[Figure record extracts]
◇ ◇ ◇

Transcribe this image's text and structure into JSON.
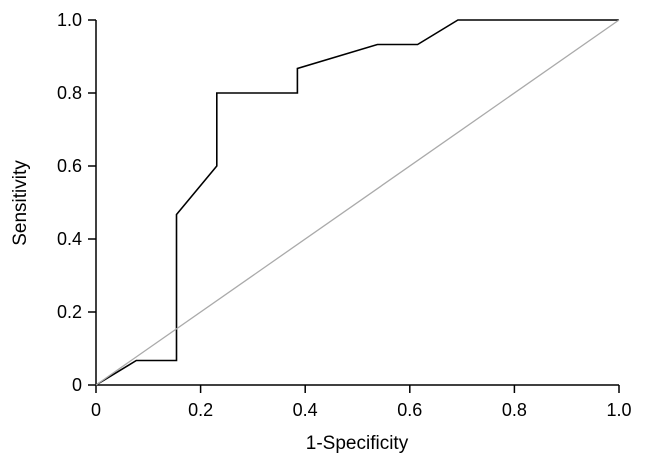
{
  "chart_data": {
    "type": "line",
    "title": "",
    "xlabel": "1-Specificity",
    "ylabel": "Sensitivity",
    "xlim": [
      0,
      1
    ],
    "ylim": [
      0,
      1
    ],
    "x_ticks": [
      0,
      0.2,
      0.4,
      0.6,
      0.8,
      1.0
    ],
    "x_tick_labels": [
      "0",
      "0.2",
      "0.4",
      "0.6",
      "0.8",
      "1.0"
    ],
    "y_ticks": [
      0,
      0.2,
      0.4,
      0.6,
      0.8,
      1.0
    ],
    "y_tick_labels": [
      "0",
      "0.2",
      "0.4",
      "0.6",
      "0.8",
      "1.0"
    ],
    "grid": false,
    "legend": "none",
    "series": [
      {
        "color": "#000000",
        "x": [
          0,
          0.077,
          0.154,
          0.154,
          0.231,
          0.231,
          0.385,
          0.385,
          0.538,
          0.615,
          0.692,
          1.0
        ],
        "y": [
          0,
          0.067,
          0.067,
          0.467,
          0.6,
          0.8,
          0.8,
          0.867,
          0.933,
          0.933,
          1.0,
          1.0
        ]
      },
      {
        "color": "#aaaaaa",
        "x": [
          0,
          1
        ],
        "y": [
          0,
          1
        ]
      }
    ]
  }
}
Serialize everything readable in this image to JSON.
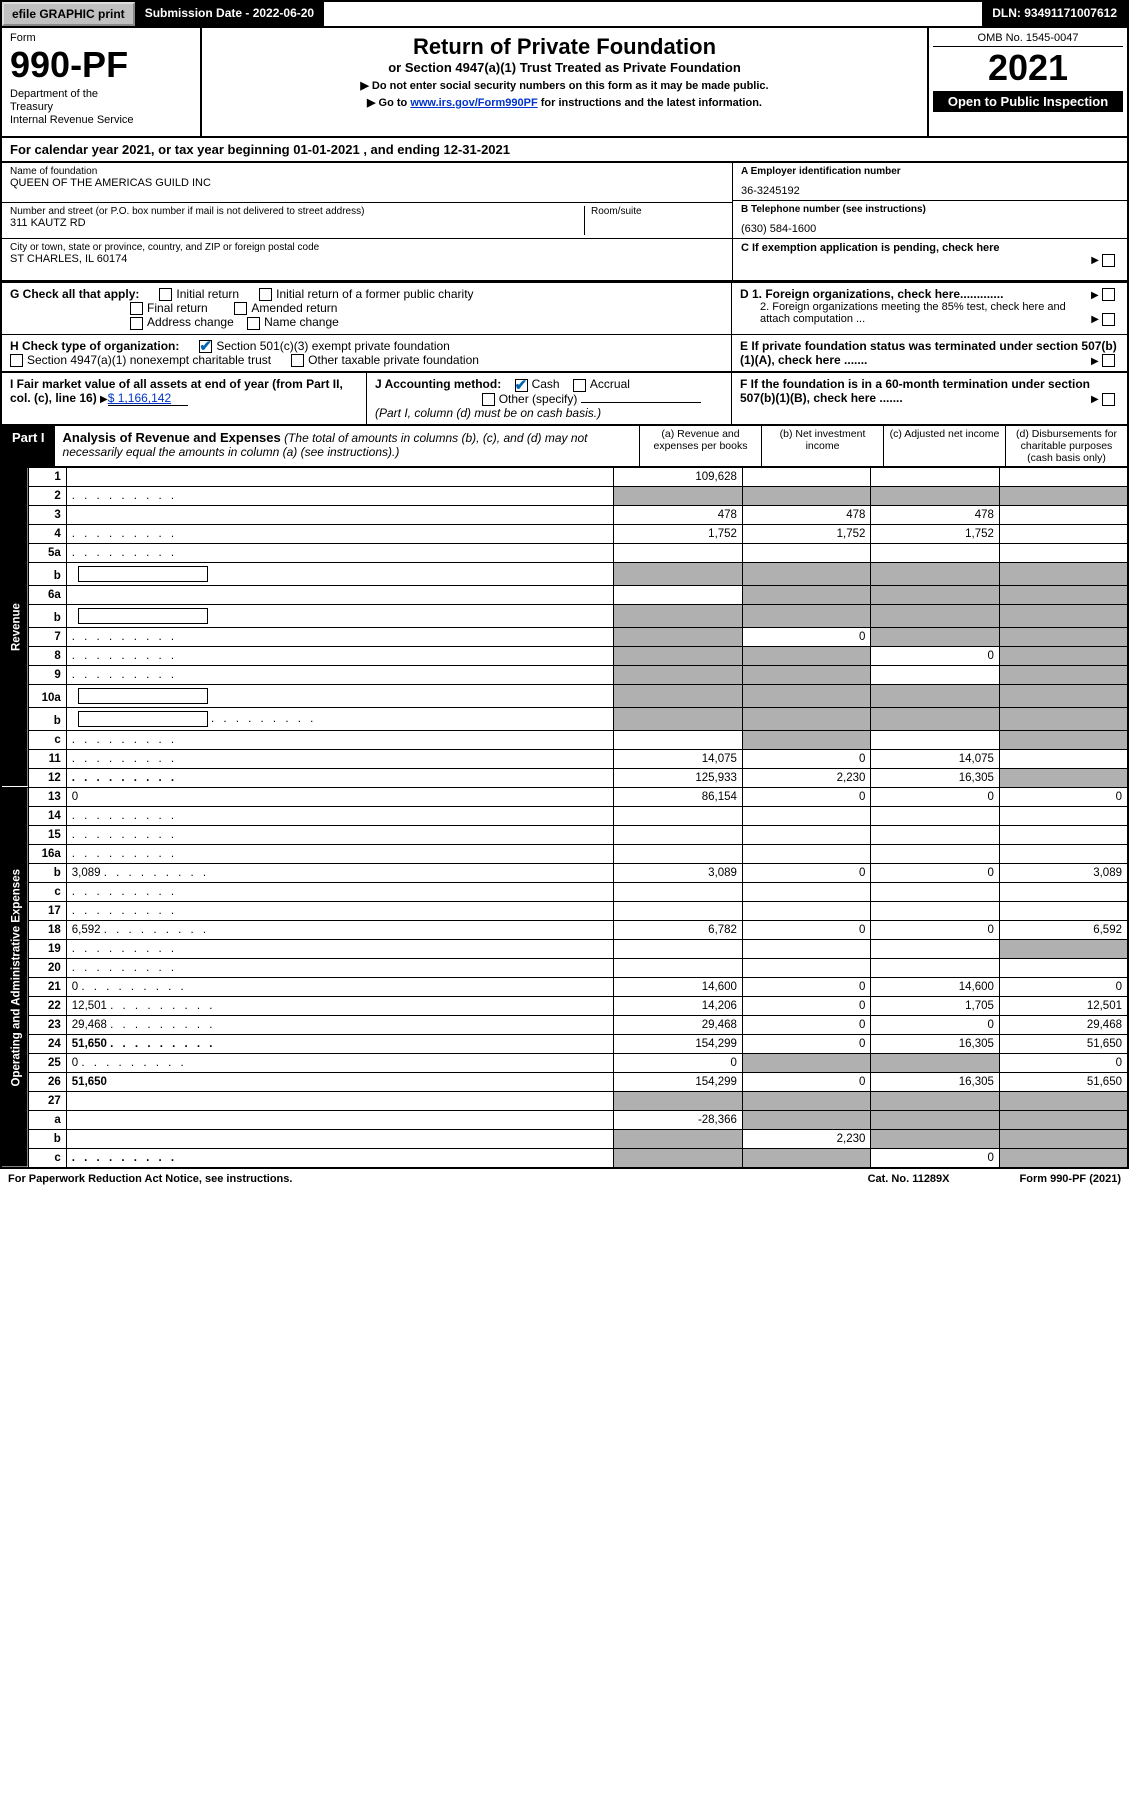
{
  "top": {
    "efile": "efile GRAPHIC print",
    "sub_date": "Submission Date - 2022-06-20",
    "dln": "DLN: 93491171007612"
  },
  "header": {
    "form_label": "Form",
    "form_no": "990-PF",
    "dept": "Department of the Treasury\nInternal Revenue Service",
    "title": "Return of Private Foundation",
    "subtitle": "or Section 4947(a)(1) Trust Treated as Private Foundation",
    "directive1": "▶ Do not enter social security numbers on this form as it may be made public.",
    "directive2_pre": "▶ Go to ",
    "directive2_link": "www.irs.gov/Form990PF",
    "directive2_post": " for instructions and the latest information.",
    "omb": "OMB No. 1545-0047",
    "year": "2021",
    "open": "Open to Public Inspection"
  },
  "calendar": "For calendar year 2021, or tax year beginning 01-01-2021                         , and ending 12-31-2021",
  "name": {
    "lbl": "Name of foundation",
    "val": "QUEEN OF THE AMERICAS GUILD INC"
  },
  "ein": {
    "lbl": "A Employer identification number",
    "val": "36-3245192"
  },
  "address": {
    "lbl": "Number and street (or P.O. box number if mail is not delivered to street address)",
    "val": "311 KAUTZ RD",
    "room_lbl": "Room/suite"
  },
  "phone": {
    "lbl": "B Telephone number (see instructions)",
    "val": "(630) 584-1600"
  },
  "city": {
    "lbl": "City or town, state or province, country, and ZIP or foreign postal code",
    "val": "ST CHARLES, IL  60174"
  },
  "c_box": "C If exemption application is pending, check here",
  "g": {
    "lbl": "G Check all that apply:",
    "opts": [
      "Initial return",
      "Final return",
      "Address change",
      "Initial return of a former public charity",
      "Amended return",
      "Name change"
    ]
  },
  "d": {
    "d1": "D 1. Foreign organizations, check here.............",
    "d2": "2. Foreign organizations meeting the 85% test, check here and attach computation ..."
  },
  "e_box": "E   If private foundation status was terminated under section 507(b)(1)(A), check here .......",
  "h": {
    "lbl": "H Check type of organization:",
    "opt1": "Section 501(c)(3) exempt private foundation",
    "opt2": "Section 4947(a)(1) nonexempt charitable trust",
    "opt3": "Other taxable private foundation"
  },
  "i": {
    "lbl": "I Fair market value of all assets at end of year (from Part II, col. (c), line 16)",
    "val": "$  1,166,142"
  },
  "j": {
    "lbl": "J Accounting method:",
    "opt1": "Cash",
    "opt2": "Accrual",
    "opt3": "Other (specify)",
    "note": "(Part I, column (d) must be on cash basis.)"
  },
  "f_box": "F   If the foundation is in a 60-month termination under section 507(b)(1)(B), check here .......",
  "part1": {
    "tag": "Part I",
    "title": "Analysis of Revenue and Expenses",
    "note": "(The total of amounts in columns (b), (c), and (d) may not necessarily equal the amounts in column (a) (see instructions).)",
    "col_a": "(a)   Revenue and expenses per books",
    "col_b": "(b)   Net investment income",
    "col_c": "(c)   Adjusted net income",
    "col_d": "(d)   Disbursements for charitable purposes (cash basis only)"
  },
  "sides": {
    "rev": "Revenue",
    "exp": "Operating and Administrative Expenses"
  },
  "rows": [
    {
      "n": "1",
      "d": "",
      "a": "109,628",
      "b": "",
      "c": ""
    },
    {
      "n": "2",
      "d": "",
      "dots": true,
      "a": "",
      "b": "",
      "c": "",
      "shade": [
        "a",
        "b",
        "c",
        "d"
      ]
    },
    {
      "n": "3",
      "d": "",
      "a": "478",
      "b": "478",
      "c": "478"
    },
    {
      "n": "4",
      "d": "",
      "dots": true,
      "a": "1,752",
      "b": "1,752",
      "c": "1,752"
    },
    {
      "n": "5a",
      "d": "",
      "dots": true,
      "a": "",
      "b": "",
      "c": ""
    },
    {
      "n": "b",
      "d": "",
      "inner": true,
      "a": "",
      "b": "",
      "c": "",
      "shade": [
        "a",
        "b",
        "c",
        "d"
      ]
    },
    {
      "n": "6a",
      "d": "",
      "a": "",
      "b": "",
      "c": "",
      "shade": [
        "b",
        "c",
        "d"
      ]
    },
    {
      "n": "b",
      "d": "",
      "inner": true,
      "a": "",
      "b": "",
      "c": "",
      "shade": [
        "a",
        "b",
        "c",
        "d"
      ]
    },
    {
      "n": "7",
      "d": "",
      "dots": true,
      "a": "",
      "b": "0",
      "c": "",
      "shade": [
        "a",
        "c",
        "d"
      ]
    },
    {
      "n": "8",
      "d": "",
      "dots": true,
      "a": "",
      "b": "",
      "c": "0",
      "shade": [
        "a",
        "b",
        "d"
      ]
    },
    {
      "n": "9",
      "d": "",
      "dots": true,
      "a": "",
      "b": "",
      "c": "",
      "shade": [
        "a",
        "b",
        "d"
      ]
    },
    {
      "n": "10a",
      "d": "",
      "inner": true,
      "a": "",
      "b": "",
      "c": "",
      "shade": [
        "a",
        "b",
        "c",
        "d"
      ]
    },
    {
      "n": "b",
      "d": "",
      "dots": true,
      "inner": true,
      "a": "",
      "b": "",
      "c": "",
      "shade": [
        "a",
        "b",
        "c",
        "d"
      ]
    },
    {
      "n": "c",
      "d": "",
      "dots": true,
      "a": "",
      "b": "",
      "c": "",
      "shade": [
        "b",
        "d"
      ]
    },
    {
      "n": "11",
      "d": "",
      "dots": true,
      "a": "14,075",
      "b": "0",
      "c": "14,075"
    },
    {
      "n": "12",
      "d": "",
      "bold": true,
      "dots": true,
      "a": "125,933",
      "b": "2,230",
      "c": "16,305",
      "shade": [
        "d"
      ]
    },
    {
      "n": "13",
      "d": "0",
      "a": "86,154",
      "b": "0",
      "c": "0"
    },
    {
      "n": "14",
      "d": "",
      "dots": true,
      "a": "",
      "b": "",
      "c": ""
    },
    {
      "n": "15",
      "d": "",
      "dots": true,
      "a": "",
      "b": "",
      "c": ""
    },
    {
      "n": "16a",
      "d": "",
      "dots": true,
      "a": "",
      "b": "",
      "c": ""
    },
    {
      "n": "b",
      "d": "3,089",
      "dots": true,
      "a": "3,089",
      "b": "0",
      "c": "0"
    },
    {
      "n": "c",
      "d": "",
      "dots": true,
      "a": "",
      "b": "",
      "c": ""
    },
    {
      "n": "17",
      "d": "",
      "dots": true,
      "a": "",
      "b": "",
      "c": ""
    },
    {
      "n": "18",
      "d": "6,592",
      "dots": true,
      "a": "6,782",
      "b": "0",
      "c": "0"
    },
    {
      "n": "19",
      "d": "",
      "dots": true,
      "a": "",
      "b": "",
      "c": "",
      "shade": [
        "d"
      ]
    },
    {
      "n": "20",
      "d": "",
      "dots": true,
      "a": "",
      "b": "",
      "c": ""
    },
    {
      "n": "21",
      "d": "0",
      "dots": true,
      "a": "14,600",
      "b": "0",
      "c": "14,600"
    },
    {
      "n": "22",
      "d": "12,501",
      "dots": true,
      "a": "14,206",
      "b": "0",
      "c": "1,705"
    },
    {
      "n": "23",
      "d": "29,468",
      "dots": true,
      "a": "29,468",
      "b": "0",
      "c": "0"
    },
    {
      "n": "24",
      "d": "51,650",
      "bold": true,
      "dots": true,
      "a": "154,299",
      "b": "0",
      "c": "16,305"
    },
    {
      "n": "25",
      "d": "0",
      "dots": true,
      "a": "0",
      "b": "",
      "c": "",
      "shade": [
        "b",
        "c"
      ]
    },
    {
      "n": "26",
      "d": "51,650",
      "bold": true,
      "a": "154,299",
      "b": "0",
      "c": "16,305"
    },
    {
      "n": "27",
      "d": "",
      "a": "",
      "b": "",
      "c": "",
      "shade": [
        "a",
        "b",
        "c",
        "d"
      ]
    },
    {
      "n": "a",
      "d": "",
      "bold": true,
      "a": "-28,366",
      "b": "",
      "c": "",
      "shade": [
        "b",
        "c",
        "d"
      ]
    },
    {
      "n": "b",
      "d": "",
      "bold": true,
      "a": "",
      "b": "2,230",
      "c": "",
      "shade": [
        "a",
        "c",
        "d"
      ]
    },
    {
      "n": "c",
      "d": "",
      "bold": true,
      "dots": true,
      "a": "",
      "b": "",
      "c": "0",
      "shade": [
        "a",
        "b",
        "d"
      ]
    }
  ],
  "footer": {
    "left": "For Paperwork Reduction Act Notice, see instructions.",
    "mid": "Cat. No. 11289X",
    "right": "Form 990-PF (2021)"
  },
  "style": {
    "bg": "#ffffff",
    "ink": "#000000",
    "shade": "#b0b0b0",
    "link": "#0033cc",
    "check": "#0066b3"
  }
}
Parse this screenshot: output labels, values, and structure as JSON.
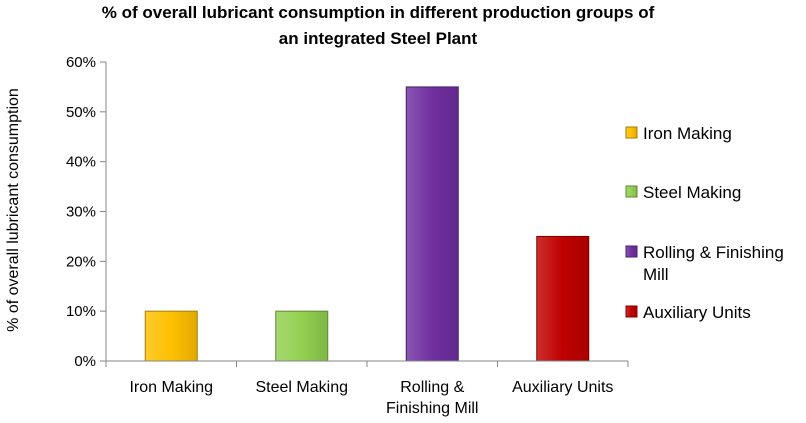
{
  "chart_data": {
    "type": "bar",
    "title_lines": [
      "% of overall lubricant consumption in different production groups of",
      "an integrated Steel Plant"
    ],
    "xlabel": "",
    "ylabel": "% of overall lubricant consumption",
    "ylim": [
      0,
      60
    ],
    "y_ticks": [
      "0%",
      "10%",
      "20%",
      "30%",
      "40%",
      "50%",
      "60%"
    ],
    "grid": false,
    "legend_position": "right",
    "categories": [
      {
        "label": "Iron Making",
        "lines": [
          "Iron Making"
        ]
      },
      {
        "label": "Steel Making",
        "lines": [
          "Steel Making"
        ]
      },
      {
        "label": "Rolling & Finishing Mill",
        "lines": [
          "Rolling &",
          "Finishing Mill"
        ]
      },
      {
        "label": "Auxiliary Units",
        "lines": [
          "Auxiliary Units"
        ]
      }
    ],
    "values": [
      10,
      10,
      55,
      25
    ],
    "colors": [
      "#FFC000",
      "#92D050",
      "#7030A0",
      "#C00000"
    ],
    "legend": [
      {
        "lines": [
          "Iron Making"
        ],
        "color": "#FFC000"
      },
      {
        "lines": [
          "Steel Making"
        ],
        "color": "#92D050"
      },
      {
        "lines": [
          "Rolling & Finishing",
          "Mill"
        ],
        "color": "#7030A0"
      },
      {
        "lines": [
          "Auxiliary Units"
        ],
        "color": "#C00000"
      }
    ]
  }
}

◇ ◇ ◇

**Requirements**
Lines from the records above that hold "year" are the ones to list.

**Solution below**
    "year": "2021",
  "calendar": "For calendar year 2021, or tax year beginning 01-01-2021                         , and ending 12-31-2021",
    "lbl": "I Fair market value of all assets at end of year (from Part II, col. (c), line 16)",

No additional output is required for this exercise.